PROMPT —
What follows is a set of records, each of which is to be written out exactly.

DATA SUPPLIED —
• • • • • • •

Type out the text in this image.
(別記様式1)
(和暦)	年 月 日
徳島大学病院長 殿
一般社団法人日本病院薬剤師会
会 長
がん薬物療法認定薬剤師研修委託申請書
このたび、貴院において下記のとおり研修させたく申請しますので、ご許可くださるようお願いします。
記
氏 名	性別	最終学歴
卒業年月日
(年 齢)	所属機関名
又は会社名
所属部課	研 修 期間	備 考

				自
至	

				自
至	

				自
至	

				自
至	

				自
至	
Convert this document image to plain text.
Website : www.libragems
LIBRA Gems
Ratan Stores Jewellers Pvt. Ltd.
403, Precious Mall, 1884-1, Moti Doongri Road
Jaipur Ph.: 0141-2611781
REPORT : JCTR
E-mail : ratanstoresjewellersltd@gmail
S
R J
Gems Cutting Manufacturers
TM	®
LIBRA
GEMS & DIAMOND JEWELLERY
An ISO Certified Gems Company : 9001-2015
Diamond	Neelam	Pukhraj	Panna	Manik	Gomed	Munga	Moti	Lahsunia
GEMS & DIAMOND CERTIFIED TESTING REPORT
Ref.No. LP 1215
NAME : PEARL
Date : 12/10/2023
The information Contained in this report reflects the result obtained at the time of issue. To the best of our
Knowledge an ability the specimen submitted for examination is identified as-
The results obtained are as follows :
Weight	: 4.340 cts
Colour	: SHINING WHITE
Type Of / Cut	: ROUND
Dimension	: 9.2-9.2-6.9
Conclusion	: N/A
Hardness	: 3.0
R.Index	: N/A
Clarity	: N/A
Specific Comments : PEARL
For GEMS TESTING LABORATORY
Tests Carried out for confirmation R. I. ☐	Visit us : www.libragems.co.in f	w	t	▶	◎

• • • • • • •

EXPECTED OUTPUT —
Type out the text in this image.
(別記様式1)
(和暦)	年 月 日
徳島大学病院長 殿
一般社団法人日本病院薬剤師会
会 長
がん薬物療法認定薬剤師研修委託申請書
このたび、貴院において下記のとおり研修させたく申請しますので、ご許可くださるようお願いします。
記
氏 名	性別	最終学歴
卒業年月日
(年 齢)	所属機関名
又は会社名
所属部課	研 修 期間	備 考

				自
至	

				自
至	

				自
至	

				自
至	

				自
至	
Convert this document image to plain text.
Website : www.libragems
LIBRA Gems
Ratan Stores Jewellers Pvt. Ltd.
403, Precious Mall, 1884-1, Moti Doongri Road
Jaipur Ph.: 0141-2611781
REPORT : JCTR
E-mail : ratanstoresjewellersltd@gmail
S
R J
Gems Cutting Manufacturers
TM	®
LIBRA
GEMS & DIAMOND JEWELLERY
An ISO Certified Gems Company : 9001-2015
Diamond	Neelam	Pukhraj	Panna	Manik	Gomed	Munga	Moti	Lahsunia
GEMS & DIAMOND CERTIFIED TESTING REPORT
Ref.No. LP 1215
NAME : PEARL
Date : 12/10/2023
The information Contained in this report reflects the result obtained at the time of issue. To the best of our
Knowledge an ability the specimen submitted for examination is identified as-
The results obtained are as follows :
Weight	: 4.340 cts
Colour	: SHINING WHITE
Type Of / Cut	: ROUND
Dimension	: 9.2-9.2-6.9
Conclusion	: N/A
Hardness	: 3.0
R.Index	: N/A
Clarity	: N/A
Specific Comments : PEARL
For GEMS TESTING LABORATORY
Tests Carried out for confirmation R. I. ☐	Visit us : www.libragems.co.in f	w	t	▶	◎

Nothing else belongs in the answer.